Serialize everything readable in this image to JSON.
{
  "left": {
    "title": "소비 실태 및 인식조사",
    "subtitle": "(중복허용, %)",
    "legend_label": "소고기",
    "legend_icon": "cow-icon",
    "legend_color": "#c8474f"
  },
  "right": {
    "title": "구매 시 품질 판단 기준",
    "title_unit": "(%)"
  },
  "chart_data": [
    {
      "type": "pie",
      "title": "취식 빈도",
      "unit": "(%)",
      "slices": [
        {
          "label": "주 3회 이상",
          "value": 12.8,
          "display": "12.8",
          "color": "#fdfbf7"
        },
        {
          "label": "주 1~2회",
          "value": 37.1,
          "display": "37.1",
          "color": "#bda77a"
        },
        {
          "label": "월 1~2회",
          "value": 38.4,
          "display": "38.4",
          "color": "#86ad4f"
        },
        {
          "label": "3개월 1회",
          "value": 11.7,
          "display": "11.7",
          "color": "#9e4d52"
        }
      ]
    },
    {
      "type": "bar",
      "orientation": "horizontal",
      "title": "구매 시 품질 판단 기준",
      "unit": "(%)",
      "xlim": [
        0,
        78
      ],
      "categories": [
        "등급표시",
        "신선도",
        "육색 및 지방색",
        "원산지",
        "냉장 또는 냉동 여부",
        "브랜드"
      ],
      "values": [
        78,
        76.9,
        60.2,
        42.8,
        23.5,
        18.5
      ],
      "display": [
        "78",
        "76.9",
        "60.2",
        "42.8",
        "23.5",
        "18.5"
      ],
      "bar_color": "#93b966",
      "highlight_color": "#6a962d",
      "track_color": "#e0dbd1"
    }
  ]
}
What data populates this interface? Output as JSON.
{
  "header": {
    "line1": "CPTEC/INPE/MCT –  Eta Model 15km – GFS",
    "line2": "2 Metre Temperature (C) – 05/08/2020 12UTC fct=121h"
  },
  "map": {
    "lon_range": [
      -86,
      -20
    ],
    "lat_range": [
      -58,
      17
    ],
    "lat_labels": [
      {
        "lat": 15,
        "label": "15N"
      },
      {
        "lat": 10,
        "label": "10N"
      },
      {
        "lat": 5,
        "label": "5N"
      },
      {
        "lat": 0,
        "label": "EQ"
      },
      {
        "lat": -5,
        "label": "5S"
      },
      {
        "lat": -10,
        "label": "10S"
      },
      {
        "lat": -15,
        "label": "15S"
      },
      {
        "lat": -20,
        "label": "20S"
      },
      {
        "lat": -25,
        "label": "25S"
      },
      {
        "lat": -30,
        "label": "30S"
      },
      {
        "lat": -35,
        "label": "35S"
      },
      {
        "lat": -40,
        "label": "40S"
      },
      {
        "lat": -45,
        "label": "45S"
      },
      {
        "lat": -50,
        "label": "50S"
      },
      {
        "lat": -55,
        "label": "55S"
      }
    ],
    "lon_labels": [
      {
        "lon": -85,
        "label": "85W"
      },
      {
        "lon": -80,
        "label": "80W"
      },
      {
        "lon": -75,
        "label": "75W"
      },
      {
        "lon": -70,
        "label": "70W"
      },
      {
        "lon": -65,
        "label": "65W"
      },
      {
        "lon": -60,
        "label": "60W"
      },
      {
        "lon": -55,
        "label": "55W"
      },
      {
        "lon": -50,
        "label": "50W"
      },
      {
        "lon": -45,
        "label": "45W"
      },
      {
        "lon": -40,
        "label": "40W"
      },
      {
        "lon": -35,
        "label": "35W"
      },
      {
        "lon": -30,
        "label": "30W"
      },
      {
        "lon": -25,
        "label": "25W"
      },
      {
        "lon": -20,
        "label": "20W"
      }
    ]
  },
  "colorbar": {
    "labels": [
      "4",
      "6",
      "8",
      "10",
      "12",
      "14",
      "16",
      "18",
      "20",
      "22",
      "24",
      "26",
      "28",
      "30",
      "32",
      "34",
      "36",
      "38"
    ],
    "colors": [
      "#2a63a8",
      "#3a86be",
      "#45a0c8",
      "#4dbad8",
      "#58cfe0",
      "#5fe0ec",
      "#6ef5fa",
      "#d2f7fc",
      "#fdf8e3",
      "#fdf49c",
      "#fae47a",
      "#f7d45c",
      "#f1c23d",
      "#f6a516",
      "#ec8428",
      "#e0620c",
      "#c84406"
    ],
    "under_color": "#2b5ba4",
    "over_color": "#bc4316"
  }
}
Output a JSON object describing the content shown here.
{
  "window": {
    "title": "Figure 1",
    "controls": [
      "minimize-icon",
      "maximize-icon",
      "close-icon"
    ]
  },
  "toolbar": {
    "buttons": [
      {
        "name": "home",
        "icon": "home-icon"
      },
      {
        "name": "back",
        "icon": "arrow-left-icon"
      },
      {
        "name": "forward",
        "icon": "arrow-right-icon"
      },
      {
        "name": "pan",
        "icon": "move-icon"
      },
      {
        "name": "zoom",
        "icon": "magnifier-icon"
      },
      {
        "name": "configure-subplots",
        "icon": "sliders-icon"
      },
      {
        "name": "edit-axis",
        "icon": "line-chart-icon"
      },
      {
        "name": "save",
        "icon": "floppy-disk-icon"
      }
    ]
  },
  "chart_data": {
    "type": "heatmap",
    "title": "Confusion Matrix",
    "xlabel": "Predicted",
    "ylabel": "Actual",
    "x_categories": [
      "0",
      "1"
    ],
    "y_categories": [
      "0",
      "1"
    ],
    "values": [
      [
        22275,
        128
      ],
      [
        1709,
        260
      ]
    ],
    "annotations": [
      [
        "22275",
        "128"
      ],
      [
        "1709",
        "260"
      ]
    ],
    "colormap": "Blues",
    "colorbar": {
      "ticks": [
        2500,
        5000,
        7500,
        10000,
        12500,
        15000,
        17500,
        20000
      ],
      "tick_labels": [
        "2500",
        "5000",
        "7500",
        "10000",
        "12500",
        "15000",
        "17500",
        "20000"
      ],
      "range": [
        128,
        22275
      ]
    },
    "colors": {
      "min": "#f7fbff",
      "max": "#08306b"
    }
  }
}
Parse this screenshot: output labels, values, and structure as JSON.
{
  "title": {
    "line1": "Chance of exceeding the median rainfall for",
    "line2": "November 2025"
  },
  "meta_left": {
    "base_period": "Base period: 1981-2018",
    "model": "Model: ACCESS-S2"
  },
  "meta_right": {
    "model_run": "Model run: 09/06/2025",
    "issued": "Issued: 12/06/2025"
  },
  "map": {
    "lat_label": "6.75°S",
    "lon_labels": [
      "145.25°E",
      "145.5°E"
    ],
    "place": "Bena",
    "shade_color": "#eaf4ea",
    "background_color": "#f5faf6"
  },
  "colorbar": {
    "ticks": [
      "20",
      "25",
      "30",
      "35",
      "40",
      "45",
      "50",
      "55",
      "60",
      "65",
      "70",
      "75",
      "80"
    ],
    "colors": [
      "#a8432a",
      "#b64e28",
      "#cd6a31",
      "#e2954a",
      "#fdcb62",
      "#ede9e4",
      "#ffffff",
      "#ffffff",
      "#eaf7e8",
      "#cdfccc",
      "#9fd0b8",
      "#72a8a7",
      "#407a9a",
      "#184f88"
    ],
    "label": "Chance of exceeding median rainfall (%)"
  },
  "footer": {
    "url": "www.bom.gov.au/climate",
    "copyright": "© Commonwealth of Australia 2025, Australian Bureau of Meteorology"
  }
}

----

→ Exercise aim
Of the lines in the records, determine how many contain the word "Chance", and report that number alone.

→ Output of the task
2